- What is required: In the records below, find the line containing "Extract the structured", then copy that line and all lines after it, exactly, omitting every picture.

══ Dataset rows ══

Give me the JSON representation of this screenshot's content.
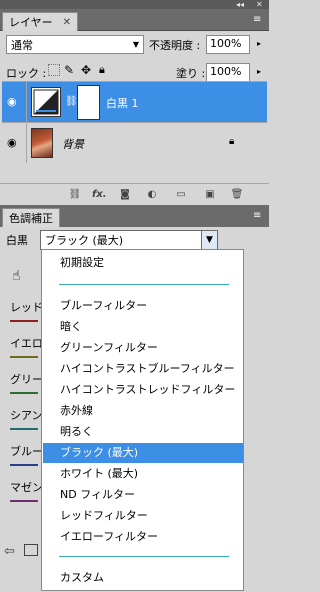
{
  "layers_panel": {
    "tab_label": "レイヤー",
    "blend_mode": "通常",
    "opacity_label": "不透明度 :",
    "opacity_value": "100%",
    "lock_label": "ロック :",
    "fill_label": "塗り :",
    "fill_value": "100%",
    "layers": [
      {
        "name": "白黒 1",
        "selected": true
      },
      {
        "name": "背景",
        "selected": false
      }
    ],
    "footer_icons": [
      "link-icon",
      "fx-icon",
      "mask-icon",
      "adjustment-icon",
      "group-icon",
      "new-layer-icon",
      "trash-icon"
    ],
    "footer_fx": "fx."
  },
  "adjustments_panel": {
    "tab_label": "色調補正",
    "type_label": "白黒",
    "preset_selected": "ブラック (最大)",
    "side_labels": [
      "レッド系",
      "イエロー",
      "グリーン",
      "シアン",
      "ブルー",
      "マゼン"
    ],
    "side_colors": [
      "#8c1f1f",
      "#6f6a1a",
      "#2d6d2d",
      "#266c6c",
      "#2b3c8a",
      "#6e2b6e"
    ]
  },
  "dropdown": {
    "items": [
      {
        "label": "初期設定"
      },
      {
        "label": "ブルーフィルター"
      },
      {
        "label": "暗く"
      },
      {
        "label": "グリーンフィルター"
      },
      {
        "label": "ハイコントラストブルーフィルター"
      },
      {
        "label": "ハイコントラストレッドフィルター"
      },
      {
        "label": "赤外線"
      },
      {
        "label": "明るく"
      },
      {
        "label": "ブラック (最大)",
        "selected": true
      },
      {
        "label": "ホワイト (最大)"
      },
      {
        "label": "ND フィルター"
      },
      {
        "label": "レッドフィルター"
      },
      {
        "label": "イエローフィルター"
      },
      {
        "label": "カスタム"
      }
    ]
  },
  "colors": {
    "selection": "#3d8ee5",
    "panel_bg": "#d6d6d6",
    "separator": "#3aa8b8"
  }
}
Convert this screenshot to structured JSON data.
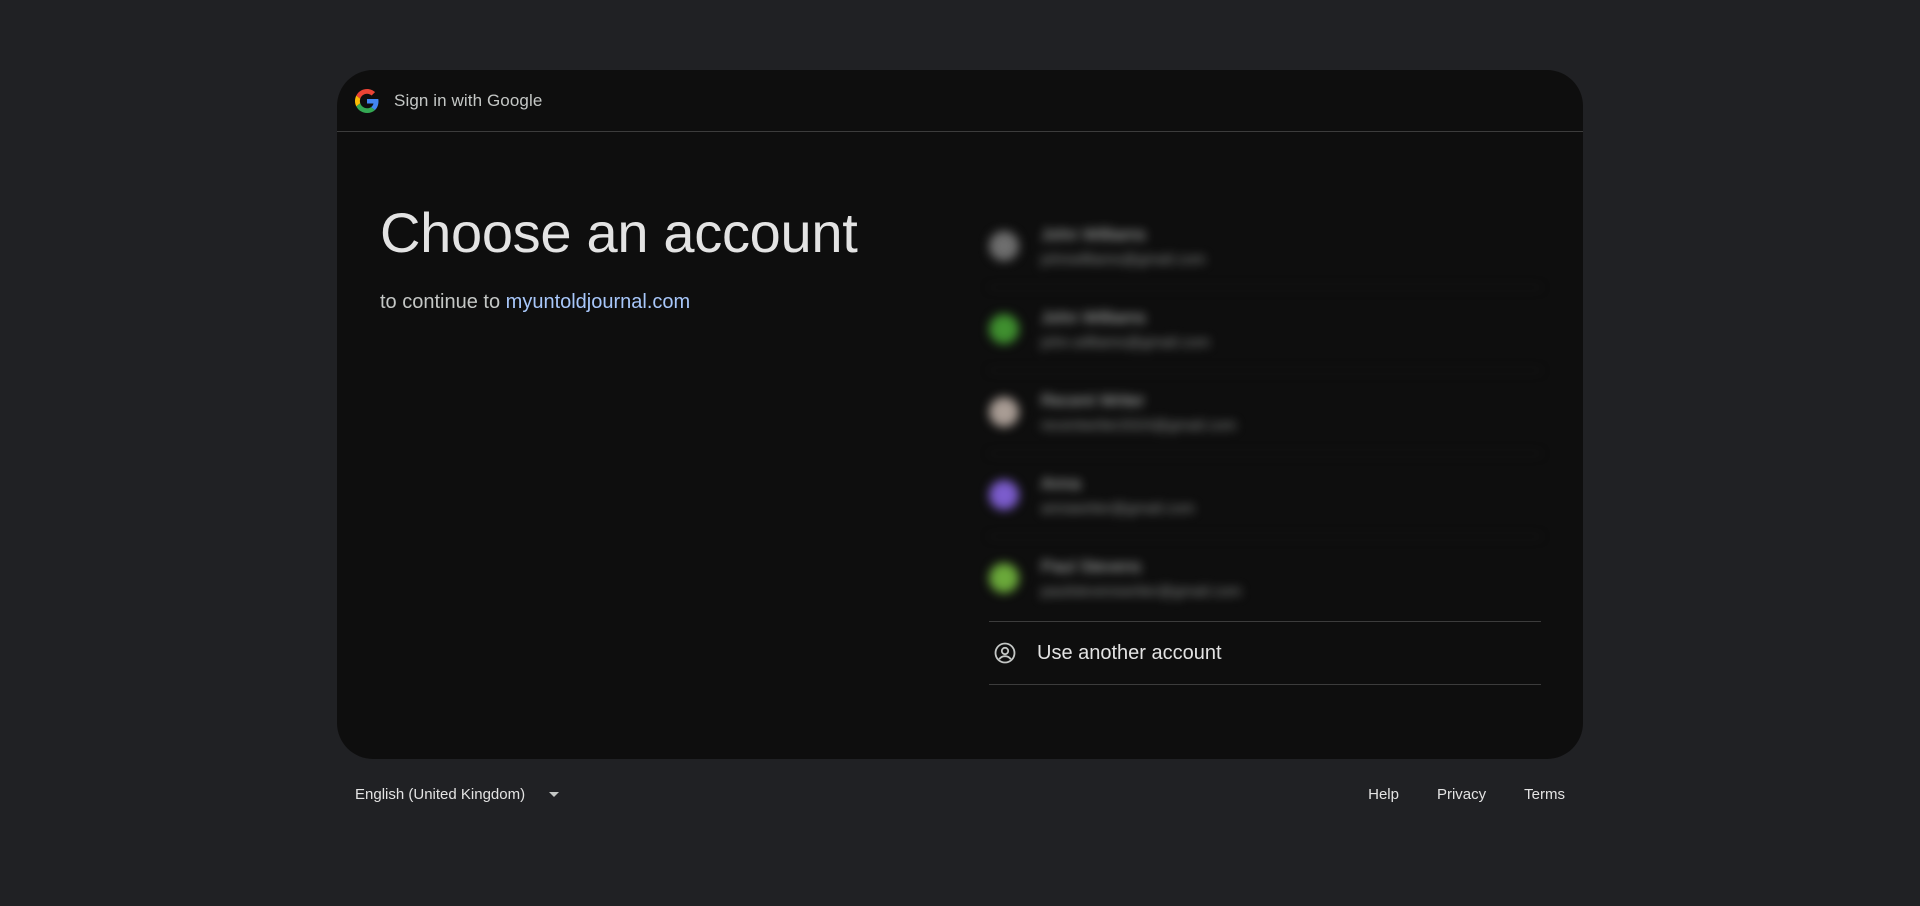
{
  "header": {
    "title": "Sign in with Google"
  },
  "main": {
    "heading": "Choose an account",
    "subtitle_prefix": "to continue to",
    "site_link": "myuntoldjournal.com"
  },
  "accounts": [
    {
      "name": "John Williams",
      "email": "johnwilliams@gmail.com",
      "avatar_color": "#6e6e6e"
    },
    {
      "name": "John Williams",
      "email": "john.williams@gmail.com",
      "avatar_color": "#3f8f2f"
    },
    {
      "name": "Recent Writer",
      "email": "recentwriter2024@gmail.com",
      "avatar_color": "#a89c94"
    },
    {
      "name": "Anna",
      "email": "annawriter@gmail.com",
      "avatar_color": "#7b5ccc"
    },
    {
      "name": "Paul Stevens",
      "email": "paulstevenswriter@gmail.com",
      "avatar_color": "#6aa83a"
    }
  ],
  "use_another": {
    "label": "Use another account",
    "icon": "account-circle-icon"
  },
  "footer": {
    "language": "English (United Kingdom)",
    "help": "Help",
    "privacy": "Privacy",
    "terms": "Terms"
  },
  "colors": {
    "background": "#202124",
    "card": "#0e0e0e",
    "link": "#a8c7fa"
  }
}
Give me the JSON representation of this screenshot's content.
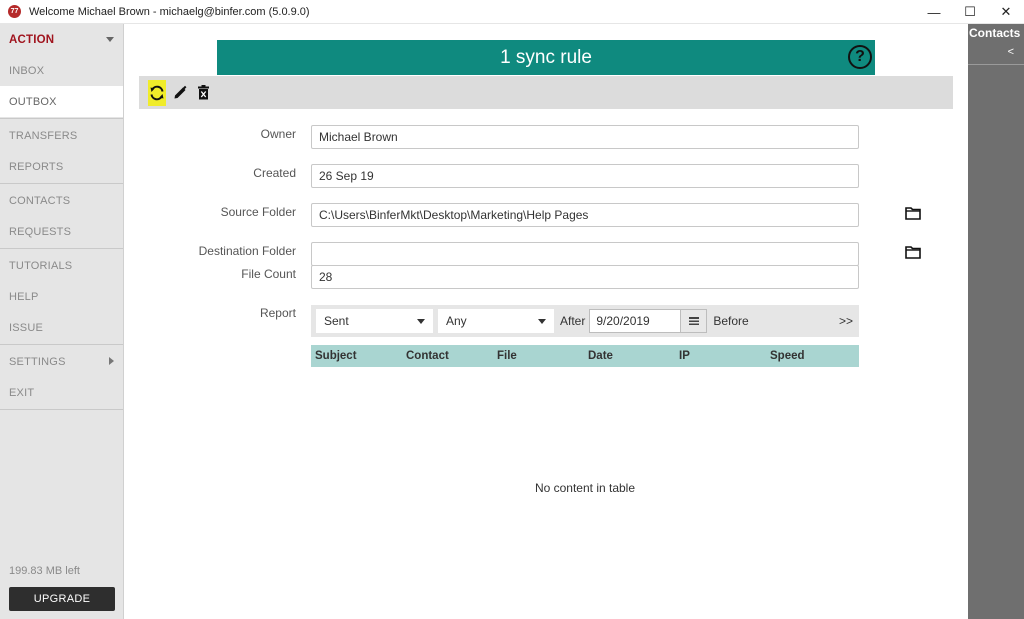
{
  "window": {
    "logo_text": "77",
    "title": "Welcome  Michael Brown - michaelg@binfer.com (5.0.9.0)",
    "minimize": "—",
    "maximize": "☐",
    "close": "✕"
  },
  "sidebar": {
    "items": [
      {
        "label": "ACTION"
      },
      {
        "label": "INBOX"
      },
      {
        "label": "OUTBOX"
      },
      {
        "label": "TRANSFERS"
      },
      {
        "label": "REPORTS"
      },
      {
        "label": "CONTACTS"
      },
      {
        "label": "REQUESTS"
      },
      {
        "label": "TUTORIALS"
      },
      {
        "label": "HELP"
      },
      {
        "label": "ISSUE"
      },
      {
        "label": "SETTINGS"
      },
      {
        "label": "EXIT"
      }
    ],
    "storage_left": "199.83 MB left",
    "upgrade_label": "UPGRADE"
  },
  "contacts_panel": {
    "title": "Contacts",
    "collapse": "<"
  },
  "header": {
    "title": "1 sync rule",
    "help_icon": "?"
  },
  "toolbar": {
    "icons": [
      "sync-icon",
      "edit-icon",
      "delete-icon"
    ]
  },
  "form": {
    "owner_label": "Owner",
    "owner_value": "Michael Brown",
    "created_label": "Created",
    "created_value": "26 Sep 19",
    "source_label": "Source Folder",
    "source_value": "C:\\Users\\BinferMkt\\Desktop\\Marketing\\Help Pages",
    "destination_label": "Destination Folder",
    "destination_value": "",
    "filecount_label": "File Count",
    "filecount_value": "28",
    "report_label": "Report"
  },
  "report_filter": {
    "status_value": "Sent",
    "contact_value": "Any",
    "after_label": "After",
    "after_date": "9/20/2019",
    "before_label": "Before",
    "more": ">>"
  },
  "table": {
    "columns": [
      "Subject",
      "Contact",
      "File",
      "Date",
      "IP",
      "Speed"
    ],
    "rows": [],
    "empty_message": "No content in table"
  },
  "colors": {
    "accent": "#0f8a7f",
    "brand_red": "#a0141e",
    "table_header": "#a9d5d1",
    "highlight": "#f0ec2a"
  }
}
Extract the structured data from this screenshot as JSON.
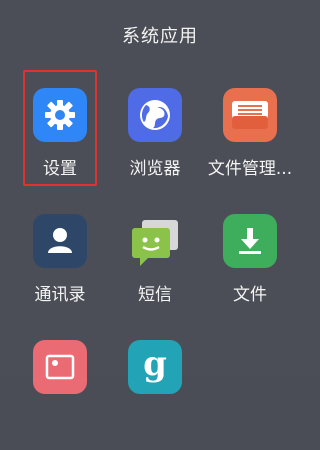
{
  "panel": {
    "title": "系统应用"
  },
  "apps": [
    {
      "label": "设置",
      "icon": "gear-icon",
      "color": "#2f86f6",
      "selected": true
    },
    {
      "label": "浏览器",
      "icon": "globe-icon",
      "color": "#4f6be6"
    },
    {
      "label": "文件管理...",
      "icon": "folder-icon",
      "color": "#e8704f"
    },
    {
      "label": "通讯录",
      "icon": "contact-icon",
      "color": "#2e4667"
    },
    {
      "label": "短信",
      "icon": "message-icon",
      "color": "#8bc34a"
    },
    {
      "label": "文件",
      "icon": "download-icon",
      "color": "#3fae5c"
    },
    {
      "label": "",
      "icon": "gallery-icon",
      "color": "#ea6b73"
    },
    {
      "label": "",
      "icon": "g-icon",
      "color": "#22a3b6"
    }
  ]
}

═══

- Output of the exercise:
Extract the structured data from this screenshot as JSON.
{
  "panel": {
    "title": "系统应用"
  },
  "apps": [
    {
      "label": "设置",
      "icon": "gear-icon",
      "color": "#2f86f6",
      "selected": true
    },
    {
      "label": "浏览器",
      "icon": "globe-icon",
      "color": "#4f6be6"
    },
    {
      "label": "文件管理...",
      "icon": "folder-icon",
      "color": "#e8704f"
    },
    {
      "label": "通讯录",
      "icon": "contact-icon",
      "color": "#2e4667"
    },
    {
      "label": "短信",
      "icon": "message-icon",
      "color": "#8bc34a"
    },
    {
      "label": "文件",
      "icon": "download-icon",
      "color": "#3fae5c"
    },
    {
      "label": "",
      "icon": "gallery-icon",
      "color": "#ea6b73"
    },
    {
      "label": "",
      "icon": "g-icon",
      "color": "#22a3b6"
    }
  ]
}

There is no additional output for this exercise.